▶ _Part of a data file_:
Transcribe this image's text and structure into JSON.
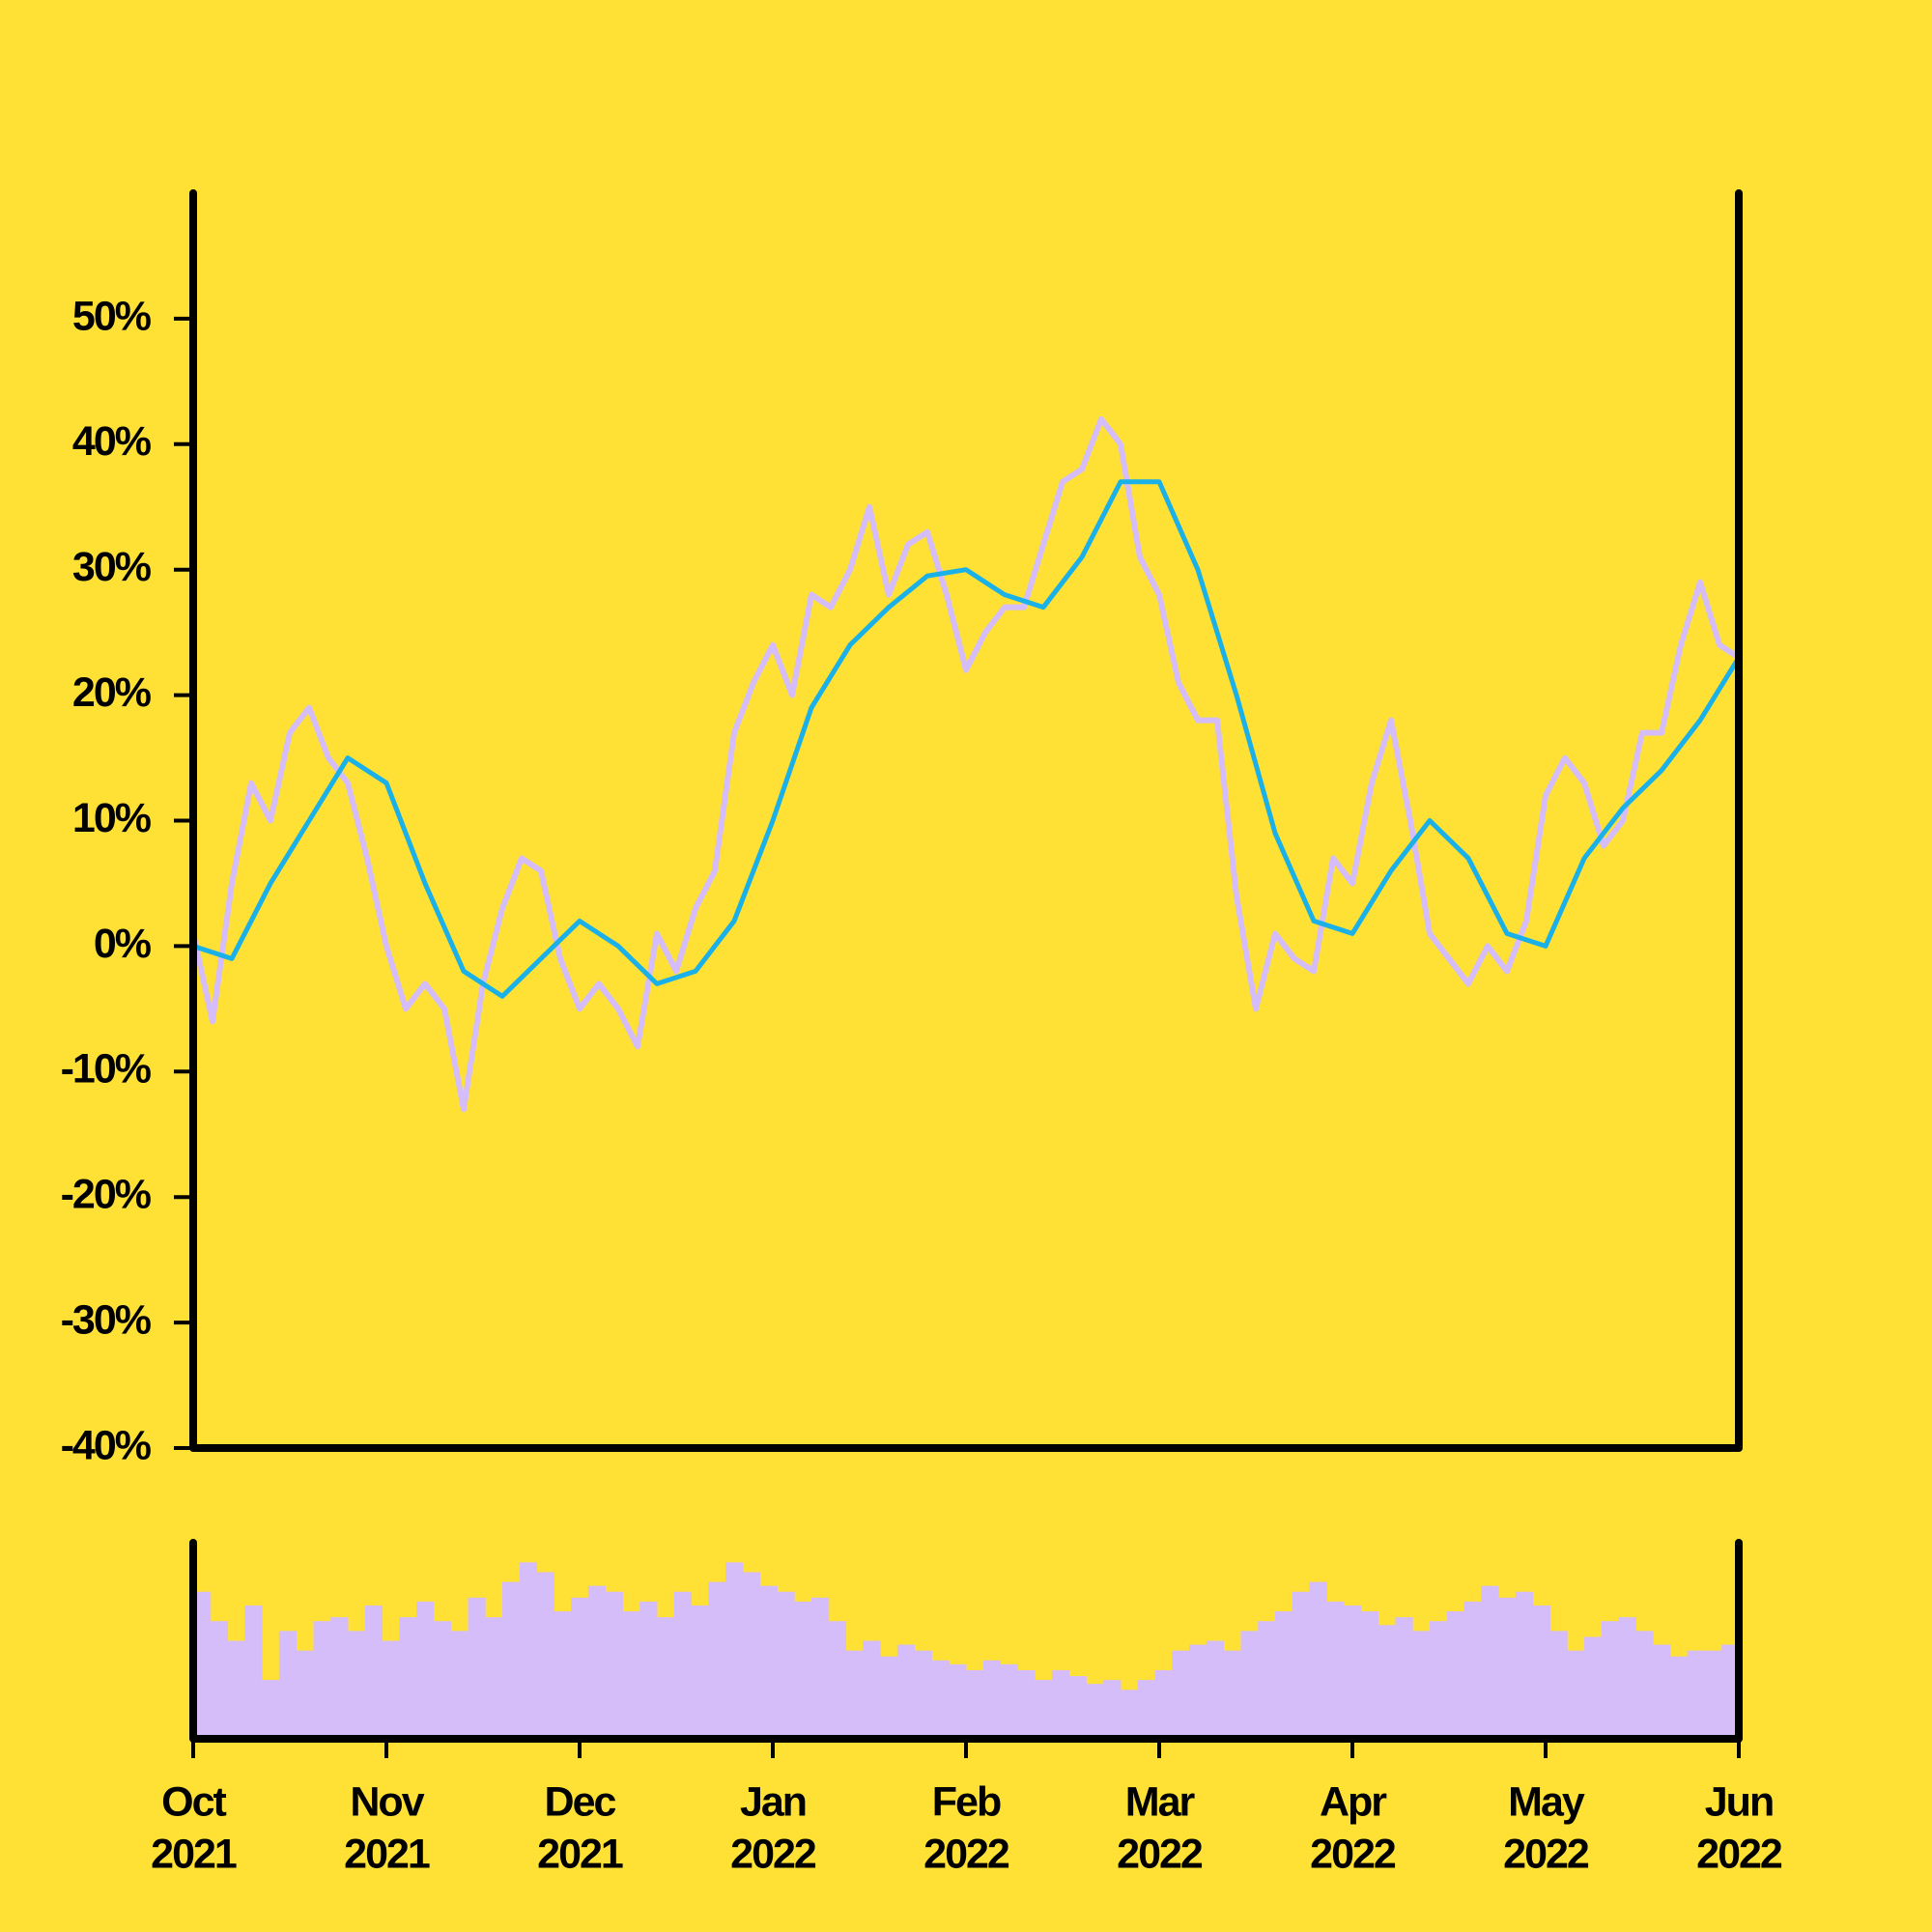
{
  "chart_data": [
    {
      "type": "line",
      "ylim": [
        -40,
        60
      ],
      "yticks": [
        {
          "value": -40,
          "label": "-40%"
        },
        {
          "value": -30,
          "label": "-30%"
        },
        {
          "value": -20,
          "label": "-20%"
        },
        {
          "value": -10,
          "label": "-10%"
        },
        {
          "value": 0,
          "label": "0%"
        },
        {
          "value": 10,
          "label": "10%"
        },
        {
          "value": 20,
          "label": "20%"
        },
        {
          "value": 30,
          "label": "30%"
        },
        {
          "value": 40,
          "label": "40%"
        },
        {
          "value": 50,
          "label": "50%"
        }
      ],
      "series": [
        {
          "color": "#d4bdf8",
          "width": 6,
          "values": [
            1,
            -6,
            5,
            13,
            10,
            17,
            19,
            15,
            13,
            7,
            0,
            -5,
            -3,
            -5,
            -13,
            -3,
            3,
            7,
            6,
            -1,
            -5,
            -3,
            -5,
            -8,
            1,
            -2,
            3,
            6,
            17,
            21,
            24,
            20,
            28,
            27,
            30,
            35,
            28,
            32,
            33,
            28,
            22,
            25,
            27,
            27,
            32,
            37,
            38,
            42,
            40,
            31,
            28,
            21,
            18,
            18,
            4,
            -5,
            1,
            -1,
            -2,
            7,
            5,
            13,
            18,
            10,
            1,
            -1,
            -3,
            0,
            -2,
            2,
            12,
            15,
            13,
            8,
            10,
            17,
            17,
            24,
            29,
            24,
            23
          ]
        },
        {
          "color": "#1ab0e8",
          "width": 5,
          "values": [
            0,
            -1,
            5,
            10,
            15,
            13,
            5,
            -2,
            -4,
            -1,
            2,
            0,
            -3,
            -2,
            2,
            10,
            19,
            24,
            27,
            29.5,
            30,
            28,
            27,
            31,
            37,
            37,
            30,
            20,
            9,
            2,
            1,
            6,
            10,
            7,
            1,
            0,
            7,
            11,
            14,
            18,
            23
          ]
        }
      ]
    },
    {
      "type": "bar",
      "color": "#d4bdf8",
      "ylim": [
        0,
        100
      ],
      "xticks": [
        {
          "month": "Oct",
          "year": "2021"
        },
        {
          "month": "Nov",
          "year": "2021"
        },
        {
          "month": "Dec",
          "year": "2021"
        },
        {
          "month": "Jan",
          "year": "2022"
        },
        {
          "month": "Feb",
          "year": "2022"
        },
        {
          "month": "Mar",
          "year": "2022"
        },
        {
          "month": "Apr",
          "year": "2022"
        },
        {
          "month": "May",
          "year": "2022"
        },
        {
          "month": "Jun",
          "year": "2022"
        }
      ],
      "values": [
        75,
        60,
        50,
        68,
        30,
        55,
        45,
        60,
        62,
        55,
        68,
        50,
        62,
        70,
        60,
        55,
        72,
        62,
        80,
        90,
        85,
        65,
        72,
        78,
        75,
        65,
        70,
        62,
        75,
        68,
        80,
        90,
        85,
        78,
        75,
        70,
        72,
        60,
        45,
        50,
        42,
        48,
        45,
        40,
        38,
        35,
        40,
        38,
        35,
        30,
        35,
        32,
        28,
        30,
        25,
        30,
        35,
        45,
        48,
        50,
        45,
        55,
        60,
        65,
        75,
        80,
        70,
        68,
        65,
        58,
        62,
        55,
        60,
        65,
        70,
        78,
        72,
        75,
        68,
        55,
        45,
        52,
        60,
        62,
        55,
        48,
        42,
        45,
        45,
        48
      ]
    }
  ]
}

▶ _TASK INSTRUCTIONS_: Reproduce the whole listing word for word, setting aside any pictures.

▶ _OUTPUT FOR THIS EXERCISE_:
Transcribe this image's text and structure into JSON.
{
  "chart_data": [
    {
      "type": "line",
      "ylim": [
        -40,
        60
      ],
      "yticks": [
        {
          "value": -40,
          "label": "-40%"
        },
        {
          "value": -30,
          "label": "-30%"
        },
        {
          "value": -20,
          "label": "-20%"
        },
        {
          "value": -10,
          "label": "-10%"
        },
        {
          "value": 0,
          "label": "0%"
        },
        {
          "value": 10,
          "label": "10%"
        },
        {
          "value": 20,
          "label": "20%"
        },
        {
          "value": 30,
          "label": "30%"
        },
        {
          "value": 40,
          "label": "40%"
        },
        {
          "value": 50,
          "label": "50%"
        }
      ],
      "series": [
        {
          "color": "#d4bdf8",
          "width": 6,
          "values": [
            1,
            -6,
            5,
            13,
            10,
            17,
            19,
            15,
            13,
            7,
            0,
            -5,
            -3,
            -5,
            -13,
            -3,
            3,
            7,
            6,
            -1,
            -5,
            -3,
            -5,
            -8,
            1,
            -2,
            3,
            6,
            17,
            21,
            24,
            20,
            28,
            27,
            30,
            35,
            28,
            32,
            33,
            28,
            22,
            25,
            27,
            27,
            32,
            37,
            38,
            42,
            40,
            31,
            28,
            21,
            18,
            18,
            4,
            -5,
            1,
            -1,
            -2,
            7,
            5,
            13,
            18,
            10,
            1,
            -1,
            -3,
            0,
            -2,
            2,
            12,
            15,
            13,
            8,
            10,
            17,
            17,
            24,
            29,
            24,
            23
          ]
        },
        {
          "color": "#1ab0e8",
          "width": 5,
          "values": [
            0,
            -1,
            5,
            10,
            15,
            13,
            5,
            -2,
            -4,
            -1,
            2,
            0,
            -3,
            -2,
            2,
            10,
            19,
            24,
            27,
            29.5,
            30,
            28,
            27,
            31,
            37,
            37,
            30,
            20,
            9,
            2,
            1,
            6,
            10,
            7,
            1,
            0,
            7,
            11,
            14,
            18,
            23
          ]
        }
      ]
    },
    {
      "type": "bar",
      "color": "#d4bdf8",
      "ylim": [
        0,
        100
      ],
      "xticks": [
        {
          "month": "Oct",
          "year": "2021"
        },
        {
          "month": "Nov",
          "year": "2021"
        },
        {
          "month": "Dec",
          "year": "2021"
        },
        {
          "month": "Jan",
          "year": "2022"
        },
        {
          "month": "Feb",
          "year": "2022"
        },
        {
          "month": "Mar",
          "year": "2022"
        },
        {
          "month": "Apr",
          "year": "2022"
        },
        {
          "month": "May",
          "year": "2022"
        },
        {
          "month": "Jun",
          "year": "2022"
        }
      ],
      "values": [
        75,
        60,
        50,
        68,
        30,
        55,
        45,
        60,
        62,
        55,
        68,
        50,
        62,
        70,
        60,
        55,
        72,
        62,
        80,
        90,
        85,
        65,
        72,
        78,
        75,
        65,
        70,
        62,
        75,
        68,
        80,
        90,
        85,
        78,
        75,
        70,
        72,
        60,
        45,
        50,
        42,
        48,
        45,
        40,
        38,
        35,
        40,
        38,
        35,
        30,
        35,
        32,
        28,
        30,
        25,
        30,
        35,
        45,
        48,
        50,
        45,
        55,
        60,
        65,
        75,
        80,
        70,
        68,
        65,
        58,
        62,
        55,
        60,
        65,
        70,
        78,
        72,
        75,
        68,
        55,
        45,
        52,
        60,
        62,
        55,
        48,
        42,
        45,
        45,
        48
      ]
    }
  ]
}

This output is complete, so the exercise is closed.